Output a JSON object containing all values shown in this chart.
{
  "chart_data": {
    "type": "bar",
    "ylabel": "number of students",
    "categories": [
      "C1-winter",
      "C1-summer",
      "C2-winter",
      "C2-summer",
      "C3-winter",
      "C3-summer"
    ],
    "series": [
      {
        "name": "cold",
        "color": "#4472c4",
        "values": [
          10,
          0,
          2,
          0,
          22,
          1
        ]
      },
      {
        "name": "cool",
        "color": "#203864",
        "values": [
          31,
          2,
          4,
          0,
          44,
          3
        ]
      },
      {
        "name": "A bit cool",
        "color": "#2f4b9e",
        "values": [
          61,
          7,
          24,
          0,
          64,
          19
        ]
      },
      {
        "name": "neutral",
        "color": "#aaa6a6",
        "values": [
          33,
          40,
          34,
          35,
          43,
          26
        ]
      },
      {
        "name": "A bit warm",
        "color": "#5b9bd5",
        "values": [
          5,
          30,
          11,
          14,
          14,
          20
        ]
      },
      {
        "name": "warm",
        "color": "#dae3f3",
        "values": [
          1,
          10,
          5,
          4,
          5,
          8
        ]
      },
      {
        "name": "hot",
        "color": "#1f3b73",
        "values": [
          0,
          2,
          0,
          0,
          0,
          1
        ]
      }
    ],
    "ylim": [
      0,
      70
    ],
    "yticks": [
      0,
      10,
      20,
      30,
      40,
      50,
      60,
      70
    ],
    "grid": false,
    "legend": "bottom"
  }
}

━━━━━━━━━━━━━━━━━━━━

Work to do: Reproduce each entry word for word.

Response to the exercise:
Output a JSON object containing all values shown in this chart.
{
  "chart_data": {
    "type": "bar",
    "ylabel": "number of students",
    "categories": [
      "C1-winter",
      "C1-summer",
      "C2-winter",
      "C2-summer",
      "C3-winter",
      "C3-summer"
    ],
    "series": [
      {
        "name": "cold",
        "color": "#4472c4",
        "values": [
          10,
          0,
          2,
          0,
          22,
          1
        ]
      },
      {
        "name": "cool",
        "color": "#203864",
        "values": [
          31,
          2,
          4,
          0,
          44,
          3
        ]
      },
      {
        "name": "A bit cool",
        "color": "#2f4b9e",
        "values": [
          61,
          7,
          24,
          0,
          64,
          19
        ]
      },
      {
        "name": "neutral",
        "color": "#aaa6a6",
        "values": [
          33,
          40,
          34,
          35,
          43,
          26
        ]
      },
      {
        "name": "A bit warm",
        "color": "#5b9bd5",
        "values": [
          5,
          30,
          11,
          14,
          14,
          20
        ]
      },
      {
        "name": "warm",
        "color": "#dae3f3",
        "values": [
          1,
          10,
          5,
          4,
          5,
          8
        ]
      },
      {
        "name": "hot",
        "color": "#1f3b73",
        "values": [
          0,
          2,
          0,
          0,
          0,
          1
        ]
      }
    ],
    "ylim": [
      0,
      70
    ],
    "yticks": [
      0,
      10,
      20,
      30,
      40,
      50,
      60,
      70
    ],
    "grid": false,
    "legend": "bottom"
  }
}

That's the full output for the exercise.